═══ Input for this task

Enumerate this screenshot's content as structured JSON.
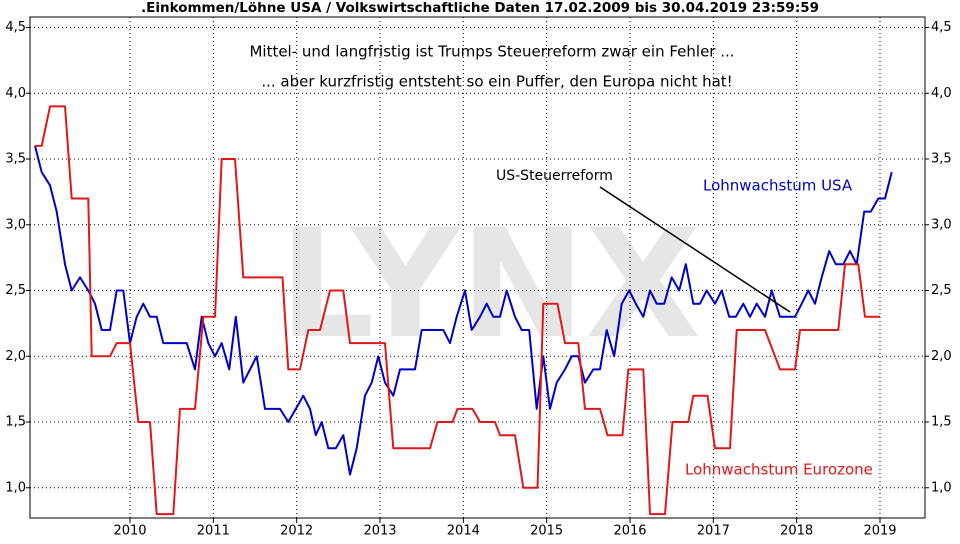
{
  "chart_data": {
    "type": "line",
    "title": ".Einkommen/Löhne USA / Volkswirtschaftliche Daten 17.02.2009 bis 30.04.2019 23:59:59",
    "annotations": [
      "Mittel- und langfristig ist Trumps Steuerreform zwar ein Fehler ...",
      "... aber kurzfristig entsteht so ein Puffer, den Europa nicht hat!",
      "US-Steuerreform"
    ],
    "watermark": "LYNX",
    "xlim": [
      2008.8,
      2019.54
    ],
    "xticks": [
      2010,
      2011,
      2012,
      2013,
      2014,
      2015,
      2016,
      2017,
      2018,
      2019
    ],
    "ylim": [
      0.77,
      4.58
    ],
    "yticks": [
      {
        "value": 1.0,
        "label": "1,0"
      },
      {
        "value": 1.5,
        "label": "1,5"
      },
      {
        "value": 2.0,
        "label": "2,0"
      },
      {
        "value": 2.5,
        "label": "2,5"
      },
      {
        "value": 3.0,
        "label": "3,0"
      },
      {
        "value": 3.5,
        "label": "3,5"
      },
      {
        "value": 4.0,
        "label": "4,0"
      },
      {
        "value": 4.5,
        "label": "4,5"
      }
    ],
    "y2lim": [
      0.77,
      4.58
    ],
    "y2ticks": [
      {
        "value": 1.0,
        "label": "1,0"
      },
      {
        "value": 1.5,
        "label": "1,5"
      },
      {
        "value": 2.0,
        "label": "2,0"
      },
      {
        "value": 2.5,
        "label": "2,5"
      },
      {
        "value": 3.0,
        "label": "3,0"
      },
      {
        "value": 3.5,
        "label": "3,5"
      },
      {
        "value": 4.0,
        "label": "4,0"
      },
      {
        "value": 4.5,
        "label": "4,5"
      }
    ],
    "grid": true,
    "series": [
      {
        "name": "Lohnwachstum USA",
        "color": "#0000c8",
        "x": [
          2008.86,
          2008.94,
          2009.04,
          2009.12,
          2009.22,
          2009.3,
          2009.4,
          2009.5,
          2009.58,
          2009.66,
          2009.76,
          2009.84,
          2009.92,
          2010.0,
          2010.08,
          2010.16,
          2010.24,
          2010.32,
          2010.4,
          2010.48,
          2010.6,
          2010.68,
          2010.78,
          2010.86,
          2010.94,
          2011.02,
          2011.1,
          2011.19,
          2011.27,
          2011.36,
          2011.52,
          2011.62,
          2011.7,
          2011.8,
          2011.9,
          2011.99,
          2012.08,
          2012.16,
          2012.23,
          2012.3,
          2012.38,
          2012.47,
          2012.56,
          2012.64,
          2012.72,
          2012.82,
          2012.9,
          2012.98,
          2013.06,
          2013.16,
          2013.24,
          2013.34,
          2013.42,
          2013.5,
          2013.6,
          2013.69,
          2013.76,
          2013.84,
          2013.92,
          2014.02,
          2014.1,
          2014.2,
          2014.28,
          2014.36,
          2014.44,
          2014.52,
          2014.62,
          2014.7,
          2014.79,
          2014.88,
          2014.96,
          2015.04,
          2015.12,
          2015.22,
          2015.3,
          2015.38,
          2015.46,
          2015.56,
          2015.64,
          2015.72,
          2015.81,
          2015.9,
          2015.99,
          2016.07,
          2016.16,
          2016.24,
          2016.32,
          2016.41,
          2016.5,
          2016.59,
          2016.67,
          2016.76,
          2016.84,
          2016.92,
          2017.02,
          2017.1,
          2017.19,
          2017.27,
          2017.36,
          2017.44,
          2017.52,
          2017.62,
          2017.7,
          2017.8,
          2017.88,
          2017.98,
          2018.06,
          2018.14,
          2018.22,
          2018.3,
          2018.39,
          2018.47,
          2018.56,
          2018.64,
          2018.72,
          2018.81,
          2018.89,
          2018.98,
          2019.06,
          2019.14
        ],
        "values": [
          3.6,
          3.4,
          3.3,
          3.1,
          2.7,
          2.5,
          2.6,
          2.5,
          2.4,
          2.2,
          2.2,
          2.5,
          2.5,
          2.1,
          2.3,
          2.4,
          2.3,
          2.3,
          2.1,
          2.1,
          2.1,
          2.1,
          1.9,
          2.3,
          2.1,
          2.0,
          2.1,
          1.9,
          2.3,
          1.8,
          2.0,
          1.6,
          1.6,
          1.6,
          1.5,
          1.6,
          1.7,
          1.6,
          1.4,
          1.5,
          1.3,
          1.3,
          1.4,
          1.1,
          1.3,
          1.7,
          1.8,
          2.0,
          1.8,
          1.7,
          1.9,
          1.9,
          1.9,
          2.2,
          2.2,
          2.2,
          2.2,
          2.1,
          2.3,
          2.5,
          2.2,
          2.3,
          2.4,
          2.3,
          2.3,
          2.5,
          2.3,
          2.2,
          2.2,
          1.6,
          2.0,
          1.6,
          1.8,
          1.9,
          2.0,
          2.0,
          1.8,
          1.9,
          1.9,
          2.2,
          2.0,
          2.4,
          2.5,
          2.4,
          2.3,
          2.5,
          2.4,
          2.4,
          2.6,
          2.5,
          2.7,
          2.4,
          2.4,
          2.5,
          2.4,
          2.5,
          2.3,
          2.3,
          2.4,
          2.3,
          2.4,
          2.3,
          2.5,
          2.3,
          2.3,
          2.3,
          2.4,
          2.5,
          2.4,
          2.6,
          2.8,
          2.7,
          2.7,
          2.8,
          2.7,
          3.1,
          3.1,
          3.2,
          3.2,
          3.4
        ]
      },
      {
        "name": "Lohnwachstum Eurozone",
        "color": "#e01818",
        "x": [
          2008.86,
          2008.94,
          2009.04,
          2009.22,
          2009.3,
          2009.5,
          2009.54,
          2009.76,
          2009.84,
          2010.0,
          2010.1,
          2010.24,
          2010.32,
          2010.52,
          2010.6,
          2010.78,
          2010.88,
          2011.02,
          2011.1,
          2011.26,
          2011.36,
          2011.83,
          2011.9,
          2012.04,
          2012.14,
          2012.28,
          2012.4,
          2012.56,
          2012.64,
          2013.06,
          2013.16,
          2013.6,
          2013.69,
          2013.87,
          2013.93,
          2014.11,
          2014.2,
          2014.38,
          2014.44,
          2014.62,
          2014.72,
          2014.89,
          2014.96,
          2015.13,
          2015.22,
          2015.38,
          2015.46,
          2015.64,
          2015.73,
          2015.91,
          2015.98,
          2016.16,
          2016.24,
          2016.42,
          2016.51,
          2016.7,
          2016.76,
          2016.93,
          2017.02,
          2017.2,
          2017.28,
          2017.62,
          2017.8,
          2017.98,
          2018.04,
          2018.5,
          2018.58,
          2018.74,
          2018.82,
          2019.0
        ],
        "values": [
          3.6,
          3.6,
          3.9,
          3.9,
          3.2,
          3.2,
          2.0,
          2.0,
          2.1,
          2.1,
          1.5,
          1.5,
          0.8,
          0.8,
          1.6,
          1.6,
          2.3,
          2.3,
          3.5,
          3.5,
          2.6,
          2.6,
          1.9,
          1.9,
          2.2,
          2.2,
          2.5,
          2.5,
          2.1,
          2.1,
          1.3,
          1.3,
          1.5,
          1.5,
          1.6,
          1.6,
          1.5,
          1.5,
          1.4,
          1.4,
          1.0,
          1.0,
          2.4,
          2.4,
          2.1,
          2.1,
          1.6,
          1.6,
          1.4,
          1.4,
          1.9,
          1.9,
          0.8,
          0.8,
          1.5,
          1.5,
          1.7,
          1.7,
          1.3,
          1.3,
          2.2,
          2.2,
          1.9,
          1.9,
          2.2,
          2.2,
          2.7,
          2.7,
          2.3,
          2.3
        ]
      }
    ]
  }
}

══════

Task:
Reproduce each line exactly, please, except for any pictures.

Problem solution:
Enumerate this screenshot's content as structured JSON.
{
  "chart_data": {
    "type": "line",
    "title": ".Einkommen/Löhne USA / Volkswirtschaftliche Daten 17.02.2009 bis 30.04.2019 23:59:59",
    "annotations": [
      "Mittel- und langfristig ist Trumps Steuerreform zwar ein Fehler ...",
      "... aber kurzfristig entsteht so ein Puffer, den Europa nicht hat!",
      "US-Steuerreform"
    ],
    "watermark": "LYNX",
    "xlim": [
      2008.8,
      2019.54
    ],
    "xticks": [
      2010,
      2011,
      2012,
      2013,
      2014,
      2015,
      2016,
      2017,
      2018,
      2019
    ],
    "ylim": [
      0.77,
      4.58
    ],
    "yticks": [
      {
        "value": 1.0,
        "label": "1,0"
      },
      {
        "value": 1.5,
        "label": "1,5"
      },
      {
        "value": 2.0,
        "label": "2,0"
      },
      {
        "value": 2.5,
        "label": "2,5"
      },
      {
        "value": 3.0,
        "label": "3,0"
      },
      {
        "value": 3.5,
        "label": "3,5"
      },
      {
        "value": 4.0,
        "label": "4,0"
      },
      {
        "value": 4.5,
        "label": "4,5"
      }
    ],
    "y2lim": [
      0.77,
      4.58
    ],
    "y2ticks": [
      {
        "value": 1.0,
        "label": "1,0"
      },
      {
        "value": 1.5,
        "label": "1,5"
      },
      {
        "value": 2.0,
        "label": "2,0"
      },
      {
        "value": 2.5,
        "label": "2,5"
      },
      {
        "value": 3.0,
        "label": "3,0"
      },
      {
        "value": 3.5,
        "label": "3,5"
      },
      {
        "value": 4.0,
        "label": "4,0"
      },
      {
        "value": 4.5,
        "label": "4,5"
      }
    ],
    "grid": true,
    "series": [
      {
        "name": "Lohnwachstum USA",
        "color": "#0000c8",
        "x": [
          2008.86,
          2008.94,
          2009.04,
          2009.12,
          2009.22,
          2009.3,
          2009.4,
          2009.5,
          2009.58,
          2009.66,
          2009.76,
          2009.84,
          2009.92,
          2010.0,
          2010.08,
          2010.16,
          2010.24,
          2010.32,
          2010.4,
          2010.48,
          2010.6,
          2010.68,
          2010.78,
          2010.86,
          2010.94,
          2011.02,
          2011.1,
          2011.19,
          2011.27,
          2011.36,
          2011.52,
          2011.62,
          2011.7,
          2011.8,
          2011.9,
          2011.99,
          2012.08,
          2012.16,
          2012.23,
          2012.3,
          2012.38,
          2012.47,
          2012.56,
          2012.64,
          2012.72,
          2012.82,
          2012.9,
          2012.98,
          2013.06,
          2013.16,
          2013.24,
          2013.34,
          2013.42,
          2013.5,
          2013.6,
          2013.69,
          2013.76,
          2013.84,
          2013.92,
          2014.02,
          2014.1,
          2014.2,
          2014.28,
          2014.36,
          2014.44,
          2014.52,
          2014.62,
          2014.7,
          2014.79,
          2014.88,
          2014.96,
          2015.04,
          2015.12,
          2015.22,
          2015.3,
          2015.38,
          2015.46,
          2015.56,
          2015.64,
          2015.72,
          2015.81,
          2015.9,
          2015.99,
          2016.07,
          2016.16,
          2016.24,
          2016.32,
          2016.41,
          2016.5,
          2016.59,
          2016.67,
          2016.76,
          2016.84,
          2016.92,
          2017.02,
          2017.1,
          2017.19,
          2017.27,
          2017.36,
          2017.44,
          2017.52,
          2017.62,
          2017.7,
          2017.8,
          2017.88,
          2017.98,
          2018.06,
          2018.14,
          2018.22,
          2018.3,
          2018.39,
          2018.47,
          2018.56,
          2018.64,
          2018.72,
          2018.81,
          2018.89,
          2018.98,
          2019.06,
          2019.14
        ],
        "values": [
          3.6,
          3.4,
          3.3,
          3.1,
          2.7,
          2.5,
          2.6,
          2.5,
          2.4,
          2.2,
          2.2,
          2.5,
          2.5,
          2.1,
          2.3,
          2.4,
          2.3,
          2.3,
          2.1,
          2.1,
          2.1,
          2.1,
          1.9,
          2.3,
          2.1,
          2.0,
          2.1,
          1.9,
          2.3,
          1.8,
          2.0,
          1.6,
          1.6,
          1.6,
          1.5,
          1.6,
          1.7,
          1.6,
          1.4,
          1.5,
          1.3,
          1.3,
          1.4,
          1.1,
          1.3,
          1.7,
          1.8,
          2.0,
          1.8,
          1.7,
          1.9,
          1.9,
          1.9,
          2.2,
          2.2,
          2.2,
          2.2,
          2.1,
          2.3,
          2.5,
          2.2,
          2.3,
          2.4,
          2.3,
          2.3,
          2.5,
          2.3,
          2.2,
          2.2,
          1.6,
          2.0,
          1.6,
          1.8,
          1.9,
          2.0,
          2.0,
          1.8,
          1.9,
          1.9,
          2.2,
          2.0,
          2.4,
          2.5,
          2.4,
          2.3,
          2.5,
          2.4,
          2.4,
          2.6,
          2.5,
          2.7,
          2.4,
          2.4,
          2.5,
          2.4,
          2.5,
          2.3,
          2.3,
          2.4,
          2.3,
          2.4,
          2.3,
          2.5,
          2.3,
          2.3,
          2.3,
          2.4,
          2.5,
          2.4,
          2.6,
          2.8,
          2.7,
          2.7,
          2.8,
          2.7,
          3.1,
          3.1,
          3.2,
          3.2,
          3.4
        ]
      },
      {
        "name": "Lohnwachstum Eurozone",
        "color": "#e01818",
        "x": [
          2008.86,
          2008.94,
          2009.04,
          2009.22,
          2009.3,
          2009.5,
          2009.54,
          2009.76,
          2009.84,
          2010.0,
          2010.1,
          2010.24,
          2010.32,
          2010.52,
          2010.6,
          2010.78,
          2010.88,
          2011.02,
          2011.1,
          2011.26,
          2011.36,
          2011.83,
          2011.9,
          2012.04,
          2012.14,
          2012.28,
          2012.4,
          2012.56,
          2012.64,
          2013.06,
          2013.16,
          2013.6,
          2013.69,
          2013.87,
          2013.93,
          2014.11,
          2014.2,
          2014.38,
          2014.44,
          2014.62,
          2014.72,
          2014.89,
          2014.96,
          2015.13,
          2015.22,
          2015.38,
          2015.46,
          2015.64,
          2015.73,
          2015.91,
          2015.98,
          2016.16,
          2016.24,
          2016.42,
          2016.51,
          2016.7,
          2016.76,
          2016.93,
          2017.02,
          2017.2,
          2017.28,
          2017.62,
          2017.8,
          2017.98,
          2018.04,
          2018.5,
          2018.58,
          2018.74,
          2018.82,
          2019.0
        ],
        "values": [
          3.6,
          3.6,
          3.9,
          3.9,
          3.2,
          3.2,
          2.0,
          2.0,
          2.1,
          2.1,
          1.5,
          1.5,
          0.8,
          0.8,
          1.6,
          1.6,
          2.3,
          2.3,
          3.5,
          3.5,
          2.6,
          2.6,
          1.9,
          1.9,
          2.2,
          2.2,
          2.5,
          2.5,
          2.1,
          2.1,
          1.3,
          1.3,
          1.5,
          1.5,
          1.6,
          1.6,
          1.5,
          1.5,
          1.4,
          1.4,
          1.0,
          1.0,
          2.4,
          2.4,
          2.1,
          2.1,
          1.6,
          1.6,
          1.4,
          1.4,
          1.9,
          1.9,
          0.8,
          0.8,
          1.5,
          1.5,
          1.7,
          1.7,
          1.3,
          1.3,
          2.2,
          2.2,
          1.9,
          1.9,
          2.2,
          2.2,
          2.7,
          2.7,
          2.3,
          2.3
        ]
      }
    ]
  }
}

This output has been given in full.